WORK TO COMPLETE
Reproduce the items below character for character, starting with the first line and continuing through the line that contains "- facet-panel: 3 female", with that line included.

EXTRACTED INFORMATION
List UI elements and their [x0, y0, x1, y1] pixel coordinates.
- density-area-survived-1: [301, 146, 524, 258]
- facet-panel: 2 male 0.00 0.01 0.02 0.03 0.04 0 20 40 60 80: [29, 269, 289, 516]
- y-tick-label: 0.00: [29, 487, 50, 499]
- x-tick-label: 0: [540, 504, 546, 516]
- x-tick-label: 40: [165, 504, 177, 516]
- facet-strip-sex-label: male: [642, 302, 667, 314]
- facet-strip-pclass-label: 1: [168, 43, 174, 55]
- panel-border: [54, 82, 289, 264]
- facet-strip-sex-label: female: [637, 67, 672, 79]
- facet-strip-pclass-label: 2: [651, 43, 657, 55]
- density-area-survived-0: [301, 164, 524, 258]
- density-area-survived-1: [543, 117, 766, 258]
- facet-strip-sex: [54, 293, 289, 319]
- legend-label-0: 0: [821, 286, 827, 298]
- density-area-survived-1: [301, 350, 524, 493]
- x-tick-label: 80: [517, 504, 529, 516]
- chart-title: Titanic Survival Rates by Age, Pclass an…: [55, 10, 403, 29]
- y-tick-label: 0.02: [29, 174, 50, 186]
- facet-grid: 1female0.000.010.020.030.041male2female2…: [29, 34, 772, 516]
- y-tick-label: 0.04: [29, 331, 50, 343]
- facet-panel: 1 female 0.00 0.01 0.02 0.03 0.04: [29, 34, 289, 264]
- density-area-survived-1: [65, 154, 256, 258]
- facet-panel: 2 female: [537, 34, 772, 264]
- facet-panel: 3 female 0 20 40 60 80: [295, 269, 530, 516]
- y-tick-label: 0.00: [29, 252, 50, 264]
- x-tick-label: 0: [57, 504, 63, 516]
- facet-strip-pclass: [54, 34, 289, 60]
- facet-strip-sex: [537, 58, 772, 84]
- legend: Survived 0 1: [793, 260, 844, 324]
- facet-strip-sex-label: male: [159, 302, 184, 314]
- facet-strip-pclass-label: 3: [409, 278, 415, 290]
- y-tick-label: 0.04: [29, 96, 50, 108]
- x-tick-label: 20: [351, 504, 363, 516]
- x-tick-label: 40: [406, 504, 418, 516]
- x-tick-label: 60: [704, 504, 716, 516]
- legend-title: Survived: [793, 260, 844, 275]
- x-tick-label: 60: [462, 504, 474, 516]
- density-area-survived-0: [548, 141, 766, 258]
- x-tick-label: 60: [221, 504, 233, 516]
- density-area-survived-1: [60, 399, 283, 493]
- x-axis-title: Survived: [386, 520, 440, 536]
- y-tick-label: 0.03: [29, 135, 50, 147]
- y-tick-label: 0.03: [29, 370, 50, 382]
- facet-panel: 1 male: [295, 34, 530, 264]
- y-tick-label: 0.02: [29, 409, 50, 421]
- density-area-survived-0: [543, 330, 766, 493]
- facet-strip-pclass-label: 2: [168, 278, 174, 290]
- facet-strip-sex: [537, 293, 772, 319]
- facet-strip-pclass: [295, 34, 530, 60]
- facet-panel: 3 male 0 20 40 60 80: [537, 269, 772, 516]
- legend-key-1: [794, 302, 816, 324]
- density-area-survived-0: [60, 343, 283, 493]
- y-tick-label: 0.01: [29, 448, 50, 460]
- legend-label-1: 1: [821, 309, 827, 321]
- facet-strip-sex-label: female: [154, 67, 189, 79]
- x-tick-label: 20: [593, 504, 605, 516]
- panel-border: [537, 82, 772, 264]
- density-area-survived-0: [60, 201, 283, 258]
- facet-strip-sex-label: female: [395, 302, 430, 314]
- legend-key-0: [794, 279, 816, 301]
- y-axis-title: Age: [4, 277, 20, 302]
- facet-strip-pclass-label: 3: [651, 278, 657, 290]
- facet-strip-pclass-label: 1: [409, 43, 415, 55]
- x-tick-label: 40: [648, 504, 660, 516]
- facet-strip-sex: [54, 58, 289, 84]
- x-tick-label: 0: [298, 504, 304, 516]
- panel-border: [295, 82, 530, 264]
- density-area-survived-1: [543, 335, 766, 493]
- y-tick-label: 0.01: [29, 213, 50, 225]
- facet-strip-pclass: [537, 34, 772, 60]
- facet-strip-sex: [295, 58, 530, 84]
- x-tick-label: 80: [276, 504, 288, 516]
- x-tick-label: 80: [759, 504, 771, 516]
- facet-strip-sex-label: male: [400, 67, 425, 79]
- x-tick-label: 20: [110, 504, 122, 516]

RESULT OF THE EXERCISE
List UI elements and their [x0, y0, x1, y1] pixel coordinates.
- density-area-survived-1: [301, 146, 524, 258]
- facet-panel: 2 male 0.00 0.01 0.02 0.03 0.04 0 20 40 60 80: [29, 269, 289, 516]
- y-tick-label: 0.00: [29, 487, 50, 499]
- x-tick-label: 0: [540, 504, 546, 516]
- x-tick-label: 40: [165, 504, 177, 516]
- facet-strip-sex-label: male: [642, 302, 667, 314]
- facet-strip-pclass-label: 1: [168, 43, 174, 55]
- panel-border: [54, 82, 289, 264]
- facet-strip-sex-label: female: [637, 67, 672, 79]
- facet-strip-pclass-label: 2: [651, 43, 657, 55]
- density-area-survived-0: [301, 164, 524, 258]
- density-area-survived-1: [543, 117, 766, 258]
- facet-strip-sex: [54, 293, 289, 319]
- legend-label-0: 0: [821, 286, 827, 298]
- density-area-survived-1: [301, 350, 524, 493]
- x-tick-label: 80: [517, 504, 529, 516]
- chart-title: Titanic Survival Rates by Age, Pclass an…: [55, 10, 403, 29]
- y-tick-label: 0.02: [29, 174, 50, 186]
- facet-grid: 1female0.000.010.020.030.041male2female2…: [29, 34, 772, 516]
- y-tick-label: 0.04: [29, 331, 50, 343]
- facet-panel: 1 female 0.00 0.01 0.02 0.03 0.04: [29, 34, 289, 264]
- density-area-survived-1: [65, 154, 256, 258]
- facet-panel: 2 female: [537, 34, 772, 264]
- facet-panel: 3 female 0 20 40 60 80: [295, 269, 530, 516]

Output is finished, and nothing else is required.